GIVEN INSTRUCTION
In the data that follows, count each line holding the string "дорог"; answer with the number only.

DATA SUPPLIED
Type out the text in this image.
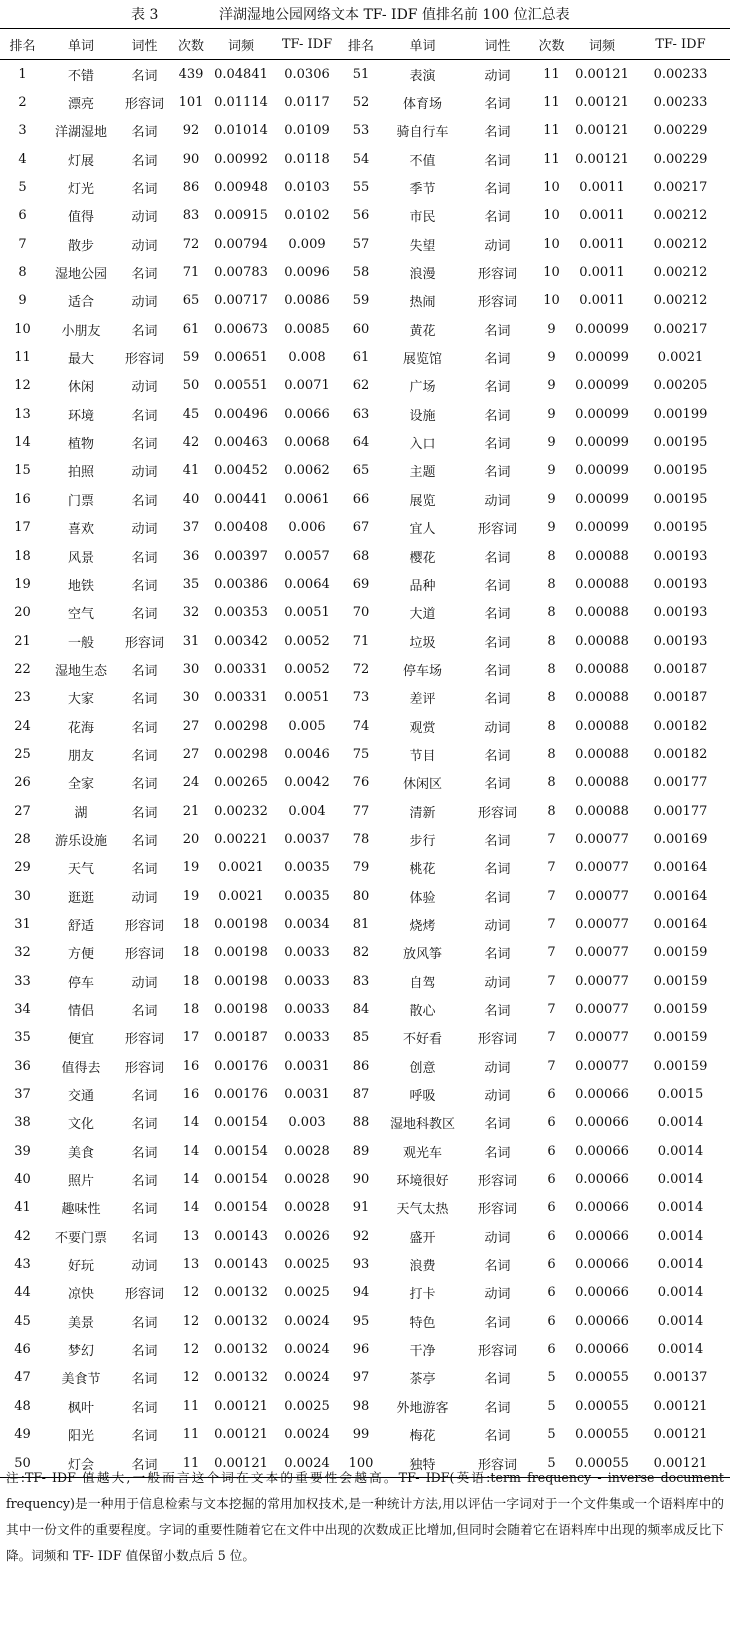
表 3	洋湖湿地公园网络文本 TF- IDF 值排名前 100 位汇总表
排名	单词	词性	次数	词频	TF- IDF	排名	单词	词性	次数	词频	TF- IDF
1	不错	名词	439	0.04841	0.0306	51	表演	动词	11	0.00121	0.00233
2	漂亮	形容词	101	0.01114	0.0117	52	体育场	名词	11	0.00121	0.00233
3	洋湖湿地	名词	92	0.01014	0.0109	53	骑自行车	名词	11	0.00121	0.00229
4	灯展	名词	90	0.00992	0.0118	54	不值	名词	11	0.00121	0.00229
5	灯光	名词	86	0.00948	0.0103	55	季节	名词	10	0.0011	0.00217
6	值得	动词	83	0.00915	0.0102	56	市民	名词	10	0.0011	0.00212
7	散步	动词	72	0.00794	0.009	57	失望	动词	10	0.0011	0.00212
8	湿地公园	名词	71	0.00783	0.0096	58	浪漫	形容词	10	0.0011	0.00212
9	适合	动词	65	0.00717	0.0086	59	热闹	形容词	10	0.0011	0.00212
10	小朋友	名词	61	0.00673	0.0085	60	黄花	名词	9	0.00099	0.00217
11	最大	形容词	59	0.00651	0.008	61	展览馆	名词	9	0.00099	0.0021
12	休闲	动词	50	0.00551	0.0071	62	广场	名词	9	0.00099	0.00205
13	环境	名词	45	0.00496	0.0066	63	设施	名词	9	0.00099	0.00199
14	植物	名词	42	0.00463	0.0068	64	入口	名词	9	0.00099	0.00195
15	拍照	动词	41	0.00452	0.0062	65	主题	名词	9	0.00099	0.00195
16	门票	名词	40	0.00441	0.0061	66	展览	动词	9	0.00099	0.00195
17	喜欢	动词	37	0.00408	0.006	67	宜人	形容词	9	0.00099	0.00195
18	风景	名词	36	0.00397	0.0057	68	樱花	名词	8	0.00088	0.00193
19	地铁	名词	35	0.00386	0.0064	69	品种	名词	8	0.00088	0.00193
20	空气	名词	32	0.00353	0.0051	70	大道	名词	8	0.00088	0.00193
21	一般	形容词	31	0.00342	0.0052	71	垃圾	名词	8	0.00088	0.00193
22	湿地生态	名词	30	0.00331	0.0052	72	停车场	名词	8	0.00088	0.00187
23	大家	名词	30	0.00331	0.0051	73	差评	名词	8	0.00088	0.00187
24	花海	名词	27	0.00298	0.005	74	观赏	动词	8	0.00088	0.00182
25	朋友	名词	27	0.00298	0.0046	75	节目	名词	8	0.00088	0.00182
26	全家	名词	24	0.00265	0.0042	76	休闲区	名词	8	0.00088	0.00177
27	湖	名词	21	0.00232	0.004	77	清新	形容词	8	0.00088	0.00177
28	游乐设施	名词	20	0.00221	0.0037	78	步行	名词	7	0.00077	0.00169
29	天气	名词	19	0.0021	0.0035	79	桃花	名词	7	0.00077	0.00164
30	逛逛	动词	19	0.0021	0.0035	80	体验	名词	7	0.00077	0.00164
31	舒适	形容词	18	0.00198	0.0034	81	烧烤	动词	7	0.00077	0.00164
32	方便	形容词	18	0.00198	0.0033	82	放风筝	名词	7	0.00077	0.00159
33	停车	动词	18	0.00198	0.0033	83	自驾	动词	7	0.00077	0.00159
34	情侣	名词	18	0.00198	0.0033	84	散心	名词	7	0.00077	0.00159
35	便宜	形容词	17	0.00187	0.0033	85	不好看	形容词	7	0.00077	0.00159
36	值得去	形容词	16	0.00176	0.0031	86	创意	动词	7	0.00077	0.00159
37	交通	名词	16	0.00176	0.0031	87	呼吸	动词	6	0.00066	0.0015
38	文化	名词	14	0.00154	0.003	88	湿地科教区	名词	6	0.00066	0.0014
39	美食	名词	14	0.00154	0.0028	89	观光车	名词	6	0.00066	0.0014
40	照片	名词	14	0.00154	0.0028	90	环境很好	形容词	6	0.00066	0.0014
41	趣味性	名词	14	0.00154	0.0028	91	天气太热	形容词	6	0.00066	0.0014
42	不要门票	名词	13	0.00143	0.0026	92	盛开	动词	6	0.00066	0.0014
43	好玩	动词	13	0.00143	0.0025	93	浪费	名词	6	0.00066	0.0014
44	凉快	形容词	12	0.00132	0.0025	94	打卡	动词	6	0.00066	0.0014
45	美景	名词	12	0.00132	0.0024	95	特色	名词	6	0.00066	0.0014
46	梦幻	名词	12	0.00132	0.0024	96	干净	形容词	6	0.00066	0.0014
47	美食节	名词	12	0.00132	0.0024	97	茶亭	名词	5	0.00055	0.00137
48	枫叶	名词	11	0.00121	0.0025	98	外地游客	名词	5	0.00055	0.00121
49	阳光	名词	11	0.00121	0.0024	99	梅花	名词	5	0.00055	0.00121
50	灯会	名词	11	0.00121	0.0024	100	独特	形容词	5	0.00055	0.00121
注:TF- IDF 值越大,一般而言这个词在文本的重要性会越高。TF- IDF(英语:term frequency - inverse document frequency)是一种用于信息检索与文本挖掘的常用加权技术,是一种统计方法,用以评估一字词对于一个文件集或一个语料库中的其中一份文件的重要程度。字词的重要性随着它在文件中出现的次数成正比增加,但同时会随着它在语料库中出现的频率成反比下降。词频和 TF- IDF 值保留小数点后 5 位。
==
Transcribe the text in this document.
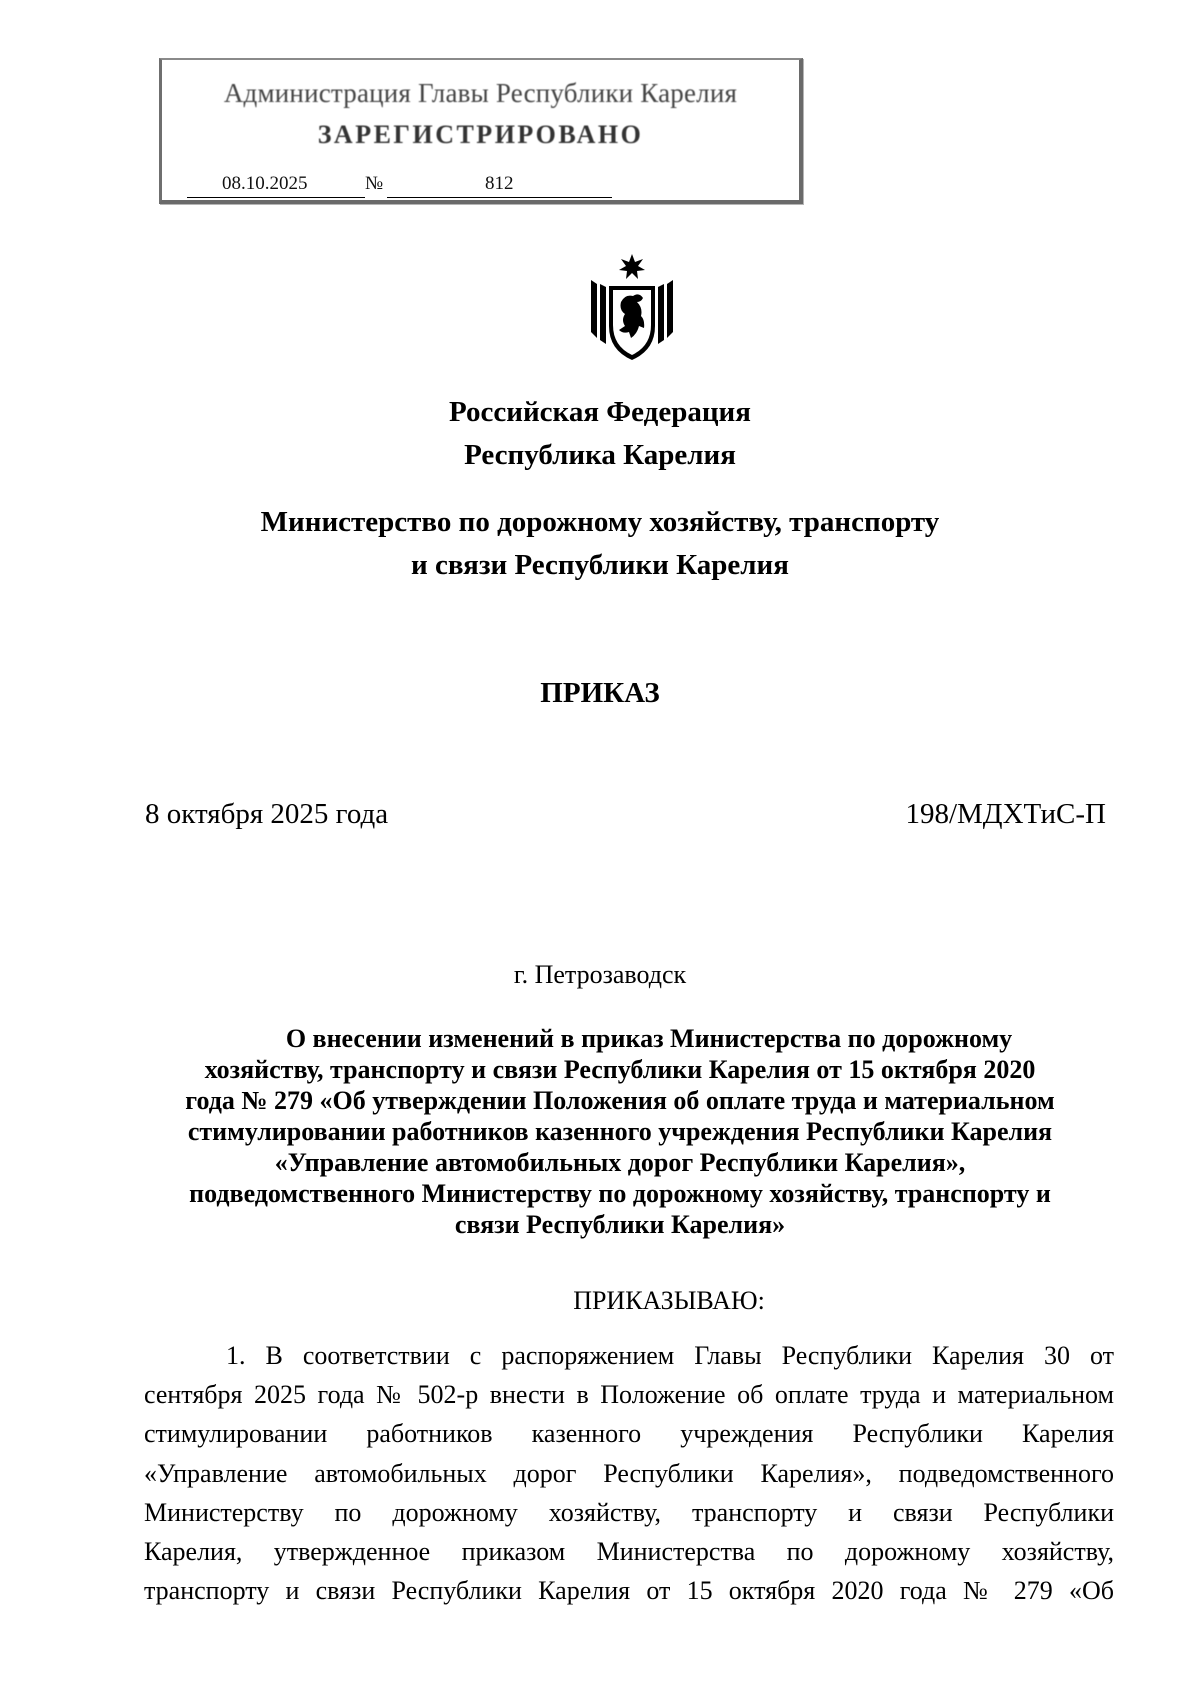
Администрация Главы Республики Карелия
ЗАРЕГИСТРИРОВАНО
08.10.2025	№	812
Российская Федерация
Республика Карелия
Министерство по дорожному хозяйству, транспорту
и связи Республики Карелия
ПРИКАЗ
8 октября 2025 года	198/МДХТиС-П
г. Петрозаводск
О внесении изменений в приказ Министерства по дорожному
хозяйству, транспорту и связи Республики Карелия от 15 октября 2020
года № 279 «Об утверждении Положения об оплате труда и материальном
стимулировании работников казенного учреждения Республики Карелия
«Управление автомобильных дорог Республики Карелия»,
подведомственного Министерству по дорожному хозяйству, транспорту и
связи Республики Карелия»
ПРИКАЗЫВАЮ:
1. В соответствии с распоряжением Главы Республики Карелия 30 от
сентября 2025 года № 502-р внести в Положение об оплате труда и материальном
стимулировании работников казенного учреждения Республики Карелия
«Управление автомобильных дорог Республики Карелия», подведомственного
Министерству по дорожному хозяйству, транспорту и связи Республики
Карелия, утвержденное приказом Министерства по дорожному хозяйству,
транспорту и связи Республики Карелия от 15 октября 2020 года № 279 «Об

TASK SOLUTION
2